[Collected data entries]
▽

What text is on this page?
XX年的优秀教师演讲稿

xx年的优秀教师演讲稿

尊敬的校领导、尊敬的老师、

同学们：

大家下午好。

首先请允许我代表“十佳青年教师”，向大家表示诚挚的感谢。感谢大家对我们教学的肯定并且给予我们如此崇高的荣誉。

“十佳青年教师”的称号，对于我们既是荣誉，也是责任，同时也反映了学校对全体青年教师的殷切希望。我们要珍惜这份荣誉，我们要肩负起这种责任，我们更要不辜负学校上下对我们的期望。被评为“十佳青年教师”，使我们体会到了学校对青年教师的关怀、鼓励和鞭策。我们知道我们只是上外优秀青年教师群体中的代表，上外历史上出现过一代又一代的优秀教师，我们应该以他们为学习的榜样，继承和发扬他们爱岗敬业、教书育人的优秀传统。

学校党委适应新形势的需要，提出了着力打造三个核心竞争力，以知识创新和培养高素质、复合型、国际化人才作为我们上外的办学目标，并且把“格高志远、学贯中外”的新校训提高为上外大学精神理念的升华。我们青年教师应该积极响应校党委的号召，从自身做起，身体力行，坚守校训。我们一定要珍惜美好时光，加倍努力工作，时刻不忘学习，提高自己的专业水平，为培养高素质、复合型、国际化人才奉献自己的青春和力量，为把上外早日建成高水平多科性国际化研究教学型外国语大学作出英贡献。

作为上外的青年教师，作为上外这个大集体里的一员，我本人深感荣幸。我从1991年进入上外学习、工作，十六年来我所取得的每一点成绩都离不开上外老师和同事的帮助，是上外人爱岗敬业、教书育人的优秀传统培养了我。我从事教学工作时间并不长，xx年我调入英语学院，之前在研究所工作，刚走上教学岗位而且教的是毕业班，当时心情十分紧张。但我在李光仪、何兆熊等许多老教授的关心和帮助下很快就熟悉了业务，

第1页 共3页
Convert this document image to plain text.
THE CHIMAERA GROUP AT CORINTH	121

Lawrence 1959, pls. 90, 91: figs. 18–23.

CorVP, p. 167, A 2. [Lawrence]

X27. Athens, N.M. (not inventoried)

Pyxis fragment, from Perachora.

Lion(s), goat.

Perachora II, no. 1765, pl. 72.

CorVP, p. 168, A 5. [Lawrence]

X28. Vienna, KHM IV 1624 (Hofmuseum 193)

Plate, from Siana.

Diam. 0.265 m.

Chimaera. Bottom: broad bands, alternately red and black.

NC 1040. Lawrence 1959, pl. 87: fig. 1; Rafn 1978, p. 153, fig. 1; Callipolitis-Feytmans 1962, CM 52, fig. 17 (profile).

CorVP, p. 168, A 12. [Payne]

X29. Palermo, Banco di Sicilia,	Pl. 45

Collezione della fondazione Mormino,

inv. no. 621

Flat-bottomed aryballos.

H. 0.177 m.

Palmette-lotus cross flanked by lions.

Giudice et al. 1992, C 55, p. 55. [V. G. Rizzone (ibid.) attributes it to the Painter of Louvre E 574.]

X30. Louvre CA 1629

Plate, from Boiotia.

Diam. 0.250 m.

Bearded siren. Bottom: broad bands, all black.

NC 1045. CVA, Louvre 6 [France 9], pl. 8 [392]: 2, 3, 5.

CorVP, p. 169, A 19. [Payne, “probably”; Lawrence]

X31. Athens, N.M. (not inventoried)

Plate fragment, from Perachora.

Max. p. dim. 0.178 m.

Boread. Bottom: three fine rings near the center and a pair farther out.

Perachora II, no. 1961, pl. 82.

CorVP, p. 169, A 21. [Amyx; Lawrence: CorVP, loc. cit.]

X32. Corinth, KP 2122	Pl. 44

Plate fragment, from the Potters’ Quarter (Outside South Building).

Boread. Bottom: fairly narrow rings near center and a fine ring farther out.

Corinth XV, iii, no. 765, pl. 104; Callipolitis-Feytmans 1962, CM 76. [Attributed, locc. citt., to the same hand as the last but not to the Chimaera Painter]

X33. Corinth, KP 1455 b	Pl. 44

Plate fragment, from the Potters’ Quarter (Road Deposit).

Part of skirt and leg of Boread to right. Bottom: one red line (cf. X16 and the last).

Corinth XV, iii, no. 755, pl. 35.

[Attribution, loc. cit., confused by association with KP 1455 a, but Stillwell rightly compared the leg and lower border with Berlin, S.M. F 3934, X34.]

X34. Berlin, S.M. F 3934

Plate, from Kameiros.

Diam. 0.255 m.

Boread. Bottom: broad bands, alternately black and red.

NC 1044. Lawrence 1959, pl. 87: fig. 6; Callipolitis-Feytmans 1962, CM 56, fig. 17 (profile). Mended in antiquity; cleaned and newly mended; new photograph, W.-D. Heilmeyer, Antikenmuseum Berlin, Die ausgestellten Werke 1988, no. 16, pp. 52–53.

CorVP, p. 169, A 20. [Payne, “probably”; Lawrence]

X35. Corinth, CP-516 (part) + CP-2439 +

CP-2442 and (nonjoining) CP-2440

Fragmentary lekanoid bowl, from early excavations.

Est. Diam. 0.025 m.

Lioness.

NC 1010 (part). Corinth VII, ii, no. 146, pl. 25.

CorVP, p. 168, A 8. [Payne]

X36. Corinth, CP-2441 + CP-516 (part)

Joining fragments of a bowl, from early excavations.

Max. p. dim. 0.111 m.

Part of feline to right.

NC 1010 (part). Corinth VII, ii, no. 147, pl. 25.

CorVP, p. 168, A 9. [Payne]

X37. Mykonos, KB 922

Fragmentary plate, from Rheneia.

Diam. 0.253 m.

△

Your task is to output the full set of records exactly as presented.

### WRITTEN RESPONSE
What text is on this page?
XX年的优秀教师演讲稿

xx年的优秀教师演讲稿

尊敬的校领导、尊敬的老师、

同学们：

大家下午好。

首先请允许我代表“十佳青年教师”，向大家表示诚挚的感谢。感谢大家对我们教学的肯定并且给予我们如此崇高的荣誉。

“十佳青年教师”的称号，对于我们既是荣誉，也是责任，同时也反映了学校对全体青年教师的殷切希望。我们要珍惜这份荣誉，我们要肩负起这种责任，我们更要不辜负学校上下对我们的期望。被评为“十佳青年教师”，使我们体会到了学校对青年教师的关怀、鼓励和鞭策。我们知道我们只是上外优秀青年教师群体中的代表，上外历史上出现过一代又一代的优秀教师，我们应该以他们为学习的榜样，继承和发扬他们爱岗敬业、教书育人的优秀传统。

学校党委适应新形势的需要，提出了着力打造三个核心竞争力，以知识创新和培养高素质、复合型、国际化人才作为我们上外的办学目标，并且把“格高志远、学贯中外”的新校训提高为上外大学精神理念的升华。我们青年教师应该积极响应校党委的号召，从自身做起，身体力行，坚守校训。我们一定要珍惜美好时光，加倍努力工作，时刻不忘学习，提高自己的专业水平，为培养高素质、复合型、国际化人才奉献自己的青春和力量，为把上外早日建成高水平多科性国际化研究教学型外国语大学作出英贡献。

作为上外的青年教师，作为上外这个大集体里的一员，我本人深感荣幸。我从1991年进入上外学习、工作，十六年来我所取得的每一点成绩都离不开上外老师和同事的帮助，是上外人爱岗敬业、教书育人的优秀传统培养了我。我从事教学工作时间并不长，xx年我调入英语学院，之前在研究所工作，刚走上教学岗位而且教的是毕业班，当时心情十分紧张。但我在李光仪、何兆熊等许多老教授的关心和帮助下很快就熟悉了业务，

第1页 共3页
Convert this document image to plain text.
THE CHIMAERA GROUP AT CORINTH	121

Lawrence 1959, pls. 90, 91: figs. 18–23.

CorVP, p. 167, A 2. [Lawrence]

X27. Athens, N.M. (not inventoried)

Pyxis fragment, from Perachora.

Lion(s), goat.

Perachora II, no. 1765, pl. 72.

CorVP, p. 168, A 5. [Lawrence]

X28. Vienna, KHM IV 1624 (Hofmuseum 193)

Plate, from Siana.

Diam. 0.265 m.

Chimaera. Bottom: broad bands, alternately red and black.

NC 1040. Lawrence 1959, pl. 87: fig. 1; Rafn 1978, p. 153, fig. 1; Callipolitis-Feytmans 1962, CM 52, fig. 17 (profile).

CorVP, p. 168, A 12. [Payne]

X29. Palermo, Banco di Sicilia,	Pl. 45

Collezione della fondazione Mormino,

inv. no. 621

Flat-bottomed aryballos.

H. 0.177 m.

Palmette-lotus cross flanked by lions.

Giudice et al. 1992, C 55, p. 55. [V. G. Rizzone (ibid.) attributes it to the Painter of Louvre E 574.]

X30. Louvre CA 1629

Plate, from Boiotia.

Diam. 0.250 m.

Bearded siren. Bottom: broad bands, all black.

NC 1045. CVA, Louvre 6 [France 9], pl. 8 [392]: 2, 3, 5.

CorVP, p. 169, A 19. [Payne, “probably”; Lawrence]

X31. Athens, N.M. (not inventoried)

Plate fragment, from Perachora.

Max. p. dim. 0.178 m.

Boread. Bottom: three fine rings near the center and a pair farther out.

Perachora II, no. 1961, pl. 82.

CorVP, p. 169, A 21. [Amyx; Lawrence: CorVP, loc. cit.]

X32. Corinth, KP 2122	Pl. 44

Plate fragment, from the Potters’ Quarter (Outside South Building).

Boread. Bottom: fairly narrow rings near center and a fine ring farther out.

Corinth XV, iii, no. 765, pl. 104; Callipolitis-Feytmans 1962, CM 76. [Attributed, locc. citt., to the same hand as the last but not to the Chimaera Painter]

X33. Corinth, KP 1455 b	Pl. 44

Plate fragment, from the Potters’ Quarter (Road Deposit).

Part of skirt and leg of Boread to right. Bottom: one red line (cf. X16 and the last).

Corinth XV, iii, no. 755, pl. 35.

[Attribution, loc. cit., confused by association with KP 1455 a, but Stillwell rightly compared the leg and lower border with Berlin, S.M. F 3934, X34.]

X34. Berlin, S.M. F 3934

Plate, from Kameiros.

Diam. 0.255 m.

Boread. Bottom: broad bands, alternately black and red.

NC 1044. Lawrence 1959, pl. 87: fig. 6; Callipolitis-Feytmans 1962, CM 56, fig. 17 (profile). Mended in antiquity; cleaned and newly mended; new photograph, W.-D. Heilmeyer, Antikenmuseum Berlin, Die ausgestellten Werke 1988, no. 16, pp. 52–53.

CorVP, p. 169, A 20. [Payne, “probably”; Lawrence]

X35. Corinth, CP-516 (part) + CP-2439 +

CP-2442 and (nonjoining) CP-2440

Fragmentary lekanoid bowl, from early excavations.

Est. Diam. 0.025 m.

Lioness.

NC 1010 (part). Corinth VII, ii, no. 146, pl. 25.

CorVP, p. 168, A 8. [Payne]

X36. Corinth, CP-2441 + CP-516 (part)

Joining fragments of a bowl, from early excavations.

Max. p. dim. 0.111 m.

Part of feline to right.

NC 1010 (part). Corinth VII, ii, no. 147, pl. 25.

CorVP, p. 168, A 9. [Payne]

X37. Mykonos, KB 922

Fragmentary plate, from Rheneia.

Diam. 0.253 m.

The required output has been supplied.